Repeat every record exactly, but keep images out of the copy.

_MATERIAL SHOWN_
--- START ---

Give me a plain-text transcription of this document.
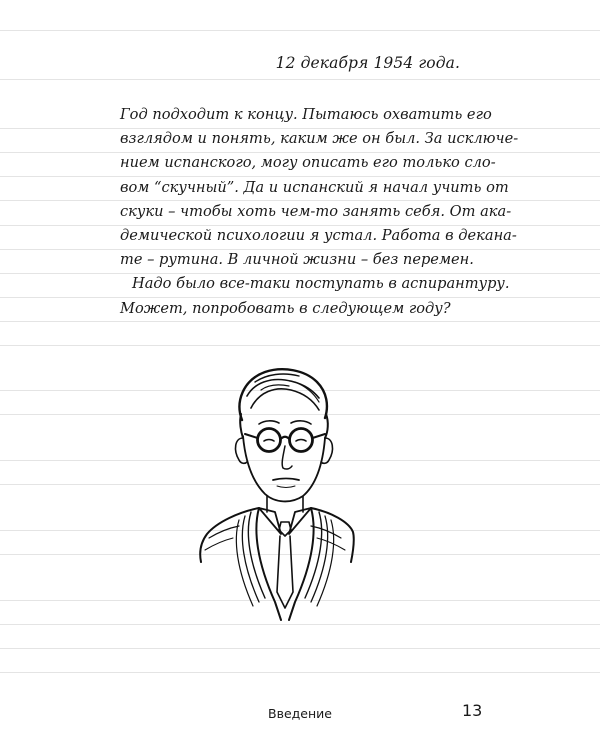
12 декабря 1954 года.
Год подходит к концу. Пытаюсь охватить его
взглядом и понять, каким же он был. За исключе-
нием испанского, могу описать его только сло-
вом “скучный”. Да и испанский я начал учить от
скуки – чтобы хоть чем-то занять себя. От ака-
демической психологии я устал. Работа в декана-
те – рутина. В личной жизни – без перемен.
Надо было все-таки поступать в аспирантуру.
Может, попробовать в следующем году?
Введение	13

--- END ---

_RIGHT ANSWER_
Give me a plain-text transcription of this document.
12 декабря 1954 года.
Год подходит к концу. Пытаюсь охватить его
взглядом и понять, каким же он был. За исключе-
нием испанского, могу описать его только сло-
вом “скучный”. Да и испанский я начал учить от
скуки – чтобы хоть чем-то занять себя. От ака-
демической психологии я устал. Работа в декана-
те – рутина. В личной жизни – без перемен.
Надо было все-таки поступать в аспирантуру.
Может, попробовать в следующем году?
Введение	13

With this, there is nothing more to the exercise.